§ RECORDS FOR THIS EXERCISE
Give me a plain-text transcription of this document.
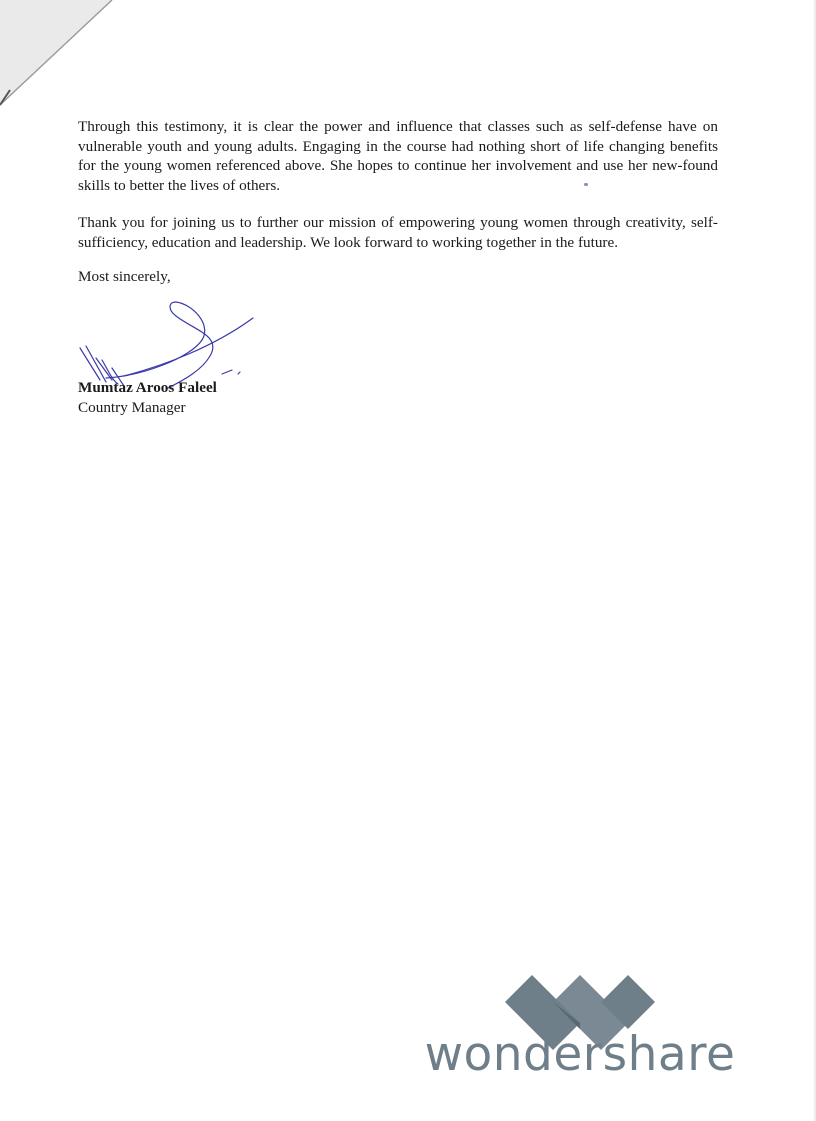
Through this testimony, it is clear the power and influence that classes such as self-defense have on vulnerable youth and young adults. Engaging in the course had nothing short of life changing benefits for the young women referenced above. She hopes to continue her involvement and use her new-found skills to better the lives of others.

Thank you for joining us to further our mission of empowering young women through creativity, self-sufficiency, education and leadership. We look forward to working together in the future.

Most sincerely,

Mumtaz Aroos Faleel
Country Manager
wondershare
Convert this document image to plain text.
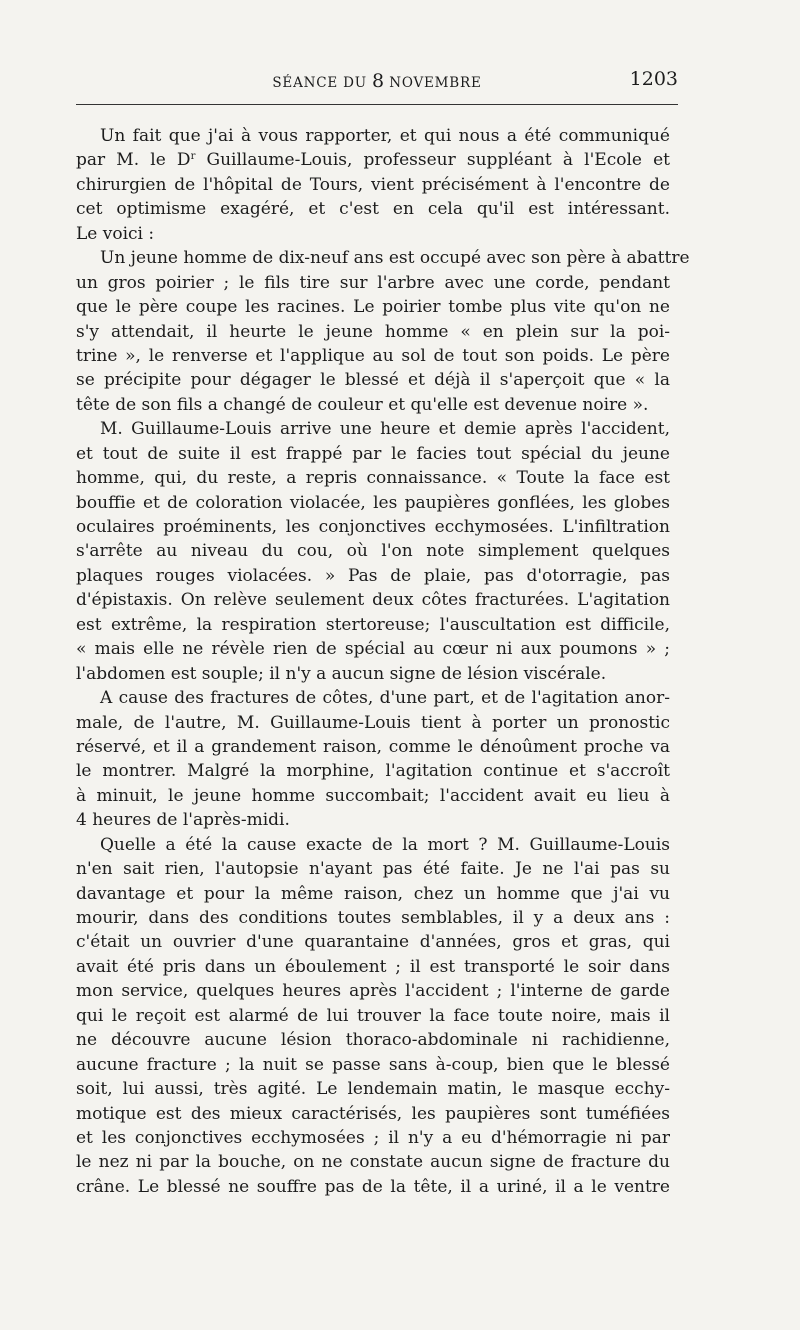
SÉANCE DU 8 NOVEMBRE	1203
Un fait que j'ai à vous rapporter, et qui nous a été communiqué
par M. le $D^r$ Guillaume-Louis, professeur suppléant à l'Ecole et
chirurgien de l'hôpital de Tours, vient précisément à l'encontre de
cet optimisme exagéré, et c'est en cela qu'il est intéressant.
Le voici :
Un jeune homme de dix-neuf ans est occupé avec son père à abattre
un gros poirier ; le fils tire sur l'arbre avec une corde, pendant
que le père coupe les racines. Le poirier tombe plus vite qu'on ne
s'y attendait, il heurte le jeune homme « en plein sur la poi-
trine », le renverse et l'applique au sol de tout son poids. Le père
se précipite pour dégager le blessé et déjà il s'aperçoit que « la
tête de son fils a changé de couleur et qu'elle est devenue noire ».
M. Guillaume-Louis arrive une heure et demie après l'accident,
et tout de suite il est frappé par le facies tout spécial du jeune
homme, qui, du reste, a repris connaissance. « Toute la face est
bouffie et de coloration violacée, les paupières gonflées, les globes
oculaires proéminents, les conjonctives ecchymosées. L'infiltration
s'arrête au niveau du cou, où l'on note simplement quelques
plaques rouges violacées. » Pas de plaie, pas d'otorragie, pas
d'épistaxis. On relève seulement deux côtes fracturées. L'agitation
est extrême, la respiration stertoreuse; l'auscultation est difficile,
« mais elle ne révèle rien de spécial au cœur ni aux poumons » ;
l'abdomen est souple; il n'y a aucun signe de lésion viscérale.
A cause des fractures de côtes, d'une part, et de l'agitation anor-
male, de l'autre, M. Guillaume-Louis tient à porter un pronostic
réservé, et il a grandement raison, comme le dénoûment proche va
le montrer. Malgré la morphine, l'agitation continue et s'accroît
à minuit, le jeune homme succombait; l'accident avait eu lieu à
4 heures de l'après-midi.
Quelle a été la cause exacte de la mort ? M. Guillaume-Louis
n'en sait rien, l'autopsie n'ayant pas été faite. Je ne l'ai pas su
davantage et pour la même raison, chez un homme que j'ai vu
mourir, dans des conditions toutes semblables, il y a deux ans :
c'était un ouvrier d'une quarantaine d'années, gros et gras, qui
avait été pris dans un éboulement ; il est transporté le soir dans
mon service, quelques heures après l'accident ; l'interne de garde
qui le reçoit est alarmé de lui trouver la face toute noire, mais il
ne découvre aucune lésion thoraco-abdominale ni rachidienne,
aucune fracture ; la nuit se passe sans à-coup, bien que le blessé
soit, lui aussi, très agité. Le lendemain matin, le masque ecchy-
motique est des mieux caractérisés, les paupières sont tuméfiées
et les conjonctives ecchymosées ; il n'y a eu d'hémorragie ni par
le nez ni par la bouche, on ne constate aucun signe de fracture du
crâne. Le blessé ne souffre pas de la tête, il a uriné, il a le ventre
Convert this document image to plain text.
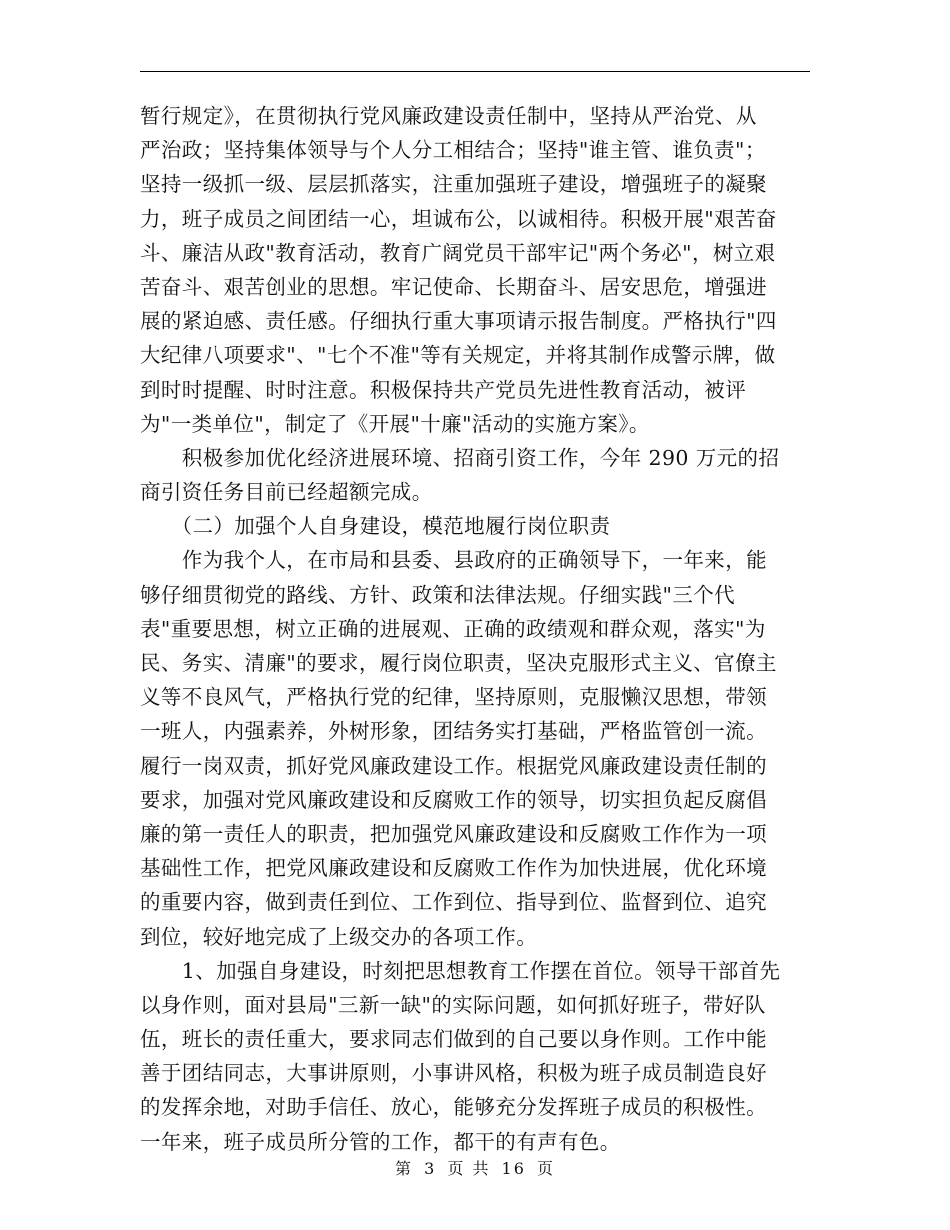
暂行规定》，在贯彻执行党风廉政建设责任制中，坚持从严治党、从
严治政；坚持集体领导与个人分工相结合；坚持"谁主管、谁负责"；
坚持一级抓一级、层层抓落实，注重加强班子建设，增强班子的凝聚
力，班子成员之间团结一心，坦诚布公，以诚相待。积极开展"艰苦奋
斗、廉洁从政"教育活动，教育广阔党员干部牢记"两个务必"，树立艰
苦奋斗、艰苦创业的思想。牢记使命、长期奋斗、居安思危，增强进
展的紧迫感、责任感。仔细执行重大事项请示报告制度。严格执行"四
大纪律八项要求"、"七个不准"等有关规定，并将其制作成警示牌，做
到时时提醒、时时注意。积极保持共产党员先进性教育活动，被评
为"一类单位"，制定了《开展"十廉"活动的实施方案》。
　　积极参加优化经济进展环境、招商引资工作，今年 290 万元的招
商引资任务目前已经超额完成。
　　（二）加强个人自身建设，模范地履行岗位职责
　　作为我个人，在市局和县委、县政府的正确领导下，一年来，能
够仔细贯彻党的路线、方针、政策和法律法规。仔细实践"三个代
表"重要思想，树立正确的进展观、正确的政绩观和群众观，落实"为
民、务实、清廉"的要求，履行岗位职责，坚决克服形式主义、官僚主
义等不良风气，严格执行党的纪律，坚持原则，克服懒汉思想，带领
一班人，内强素养，外树形象，团结务实打基础，严格监管创一流。
履行一岗双责，抓好党风廉政建设工作。根据党风廉政建设责任制的
要求，加强对党风廉政建设和反腐败工作的领导，切实担负起反腐倡
廉的第一责任人的职责，把加强党风廉政建设和反腐败工作作为一项
基础性工作，把党风廉政建设和反腐败工作作为加快进展，优化环境
的重要内容，做到责任到位、工作到位、指导到位、监督到位、追究
到位，较好地完成了上级交办的各项工作。
　　1、加强自身建设，时刻把思想教育工作摆在首位。领导干部首先
以身作则，面对县局"三新一缺"的实际问题，如何抓好班子，带好队
伍，班长的责任重大，要求同志们做到的自己要以身作则。工作中能
善于团结同志，大事讲原则，小事讲风格，积极为班子成员制造良好
的发挥余地，对助手信任、放心，能够充分发挥班子成员的积极性。
一年来，班子成员所分管的工作，都干的有声有色。
第 3 页 共 16 页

§ AIM
Print the listing above in full, exactly as written. Omit any pictures.

§ COMPLETE ANSWER
Give me a plain-text transcription of this document.
Through this testimony, it is clear the power and influence that classes such as self-defense have on vulnerable youth and young adults. Engaging in the course had nothing short of life changing benefits for the young women referenced above. She hopes to continue her involvement and use her new-found skills to better the lives of others.

Thank you for joining us to further our mission of empowering young women through creativity, self-sufficiency, education and leadership. We look forward to working together in the future.

Most sincerely,

Mumtaz Aroos Faleel
Country Manager
wondershare
Convert this document image to plain text.
SÉANCE DU 8 NOVEMBRE	1203
Un fait que j'ai à vous rapporter, et qui nous a été communiqué
par M. le $D^r$ Guillaume-Louis, professeur suppléant à l'Ecole et
chirurgien de l'hôpital de Tours, vient précisément à l'encontre de
cet optimisme exagéré, et c'est en cela qu'il est intéressant.
Le voici :
Un jeune homme de dix-neuf ans est occupé avec son père à abattre
un gros poirier ; le fils tire sur l'arbre avec une corde, pendant
que le père coupe les racines. Le poirier tombe plus vite qu'on ne
s'y attendait, il heurte le jeune homme « en plein sur la poi-
trine », le renverse et l'applique au sol de tout son poids. Le père
se précipite pour dégager le blessé et déjà il s'aperçoit que « la
tête de son fils a changé de couleur et qu'elle est devenue noire ».
M. Guillaume-Louis arrive une heure et demie après l'accident,
et tout de suite il est frappé par le facies tout spécial du jeune
homme, qui, du reste, a repris connaissance. « Toute la face est
bouffie et de coloration violacée, les paupières gonflées, les globes
oculaires proéminents, les conjonctives ecchymosées. L'infiltration
s'arrête au niveau du cou, où l'on note simplement quelques
plaques rouges violacées. » Pas de plaie, pas d'otorragie, pas
d'épistaxis. On relève seulement deux côtes fracturées. L'agitation
est extrême, la respiration stertoreuse; l'auscultation est difficile,
« mais elle ne révèle rien de spécial au cœur ni aux poumons » ;
l'abdomen est souple; il n'y a aucun signe de lésion viscérale.
A cause des fractures de côtes, d'une part, et de l'agitation anor-
male, de l'autre, M. Guillaume-Louis tient à porter un pronostic
réservé, et il a grandement raison, comme le dénoûment proche va
le montrer. Malgré la morphine, l'agitation continue et s'accroît
à minuit, le jeune homme succombait; l'accident avait eu lieu à
4 heures de l'après-midi.
Quelle a été la cause exacte de la mort ? M. Guillaume-Louis
n'en sait rien, l'autopsie n'ayant pas été faite. Je ne l'ai pas su
davantage et pour la même raison, chez un homme que j'ai vu
mourir, dans des conditions toutes semblables, il y a deux ans :
c'était un ouvrier d'une quarantaine d'années, gros et gras, qui
avait été pris dans un éboulement ; il est transporté le soir dans
mon service, quelques heures après l'accident ; l'interne de garde
qui le reçoit est alarmé de lui trouver la face toute noire, mais il
ne découvre aucune lésion thoraco-abdominale ni rachidienne,
aucune fracture ; la nuit se passe sans à-coup, bien que le blessé
soit, lui aussi, très agité. Le lendemain matin, le masque ecchy-
motique est des mieux caractérisés, les paupières sont tuméfiées
et les conjonctives ecchymosées ; il n'y a eu d'hémorragie ni par
le nez ni par la bouche, on ne constate aucun signe de fracture du
crâne. Le blessé ne souffre pas de la tête, il a uriné, il a le ventre
Convert this document image to plain text.
暂行规定》，在贯彻执行党风廉政建设责任制中，坚持从严治党、从
严治政；坚持集体领导与个人分工相结合；坚持"谁主管、谁负责"；
坚持一级抓一级、层层抓落实，注重加强班子建设，增强班子的凝聚
力，班子成员之间团结一心，坦诚布公，以诚相待。积极开展"艰苦奋
斗、廉洁从政"教育活动，教育广阔党员干部牢记"两个务必"，树立艰
苦奋斗、艰苦创业的思想。牢记使命、长期奋斗、居安思危，增强进
展的紧迫感、责任感。仔细执行重大事项请示报告制度。严格执行"四
大纪律八项要求"、"七个不准"等有关规定，并将其制作成警示牌，做
到时时提醒、时时注意。积极保持共产党员先进性教育活动，被评
为"一类单位"，制定了《开展"十廉"活动的实施方案》。
　　积极参加优化经济进展环境、招商引资工作，今年 290 万元的招
商引资任务目前已经超额完成。
　　（二）加强个人自身建设，模范地履行岗位职责
　　作为我个人，在市局和县委、县政府的正确领导下，一年来，能
够仔细贯彻党的路线、方针、政策和法律法规。仔细实践"三个代
表"重要思想，树立正确的进展观、正确的政绩观和群众观，落实"为
民、务实、清廉"的要求，履行岗位职责，坚决克服形式主义、官僚主
义等不良风气，严格执行党的纪律，坚持原则，克服懒汉思想，带领
一班人，内强素养，外树形象，团结务实打基础，严格监管创一流。
履行一岗双责，抓好党风廉政建设工作。根据党风廉政建设责任制的
要求，加强对党风廉政建设和反腐败工作的领导，切实担负起反腐倡
廉的第一责任人的职责，把加强党风廉政建设和反腐败工作作为一项
基础性工作，把党风廉政建设和反腐败工作作为加快进展，优化环境
的重要内容，做到责任到位、工作到位、指导到位、监督到位、追究
到位，较好地完成了上级交办的各项工作。
　　1、加强自身建设，时刻把思想教育工作摆在首位。领导干部首先
以身作则，面对县局"三新一缺"的实际问题，如何抓好班子，带好队
伍，班长的责任重大，要求同志们做到的自己要以身作则。工作中能
善于团结同志，大事讲原则，小事讲风格，积极为班子成员制造良好
的发挥余地，对助手信任、放心，能够充分发挥班子成员的积极性。
一年来，班子成员所分管的工作，都干的有声有色。
第 3 页 共 16 页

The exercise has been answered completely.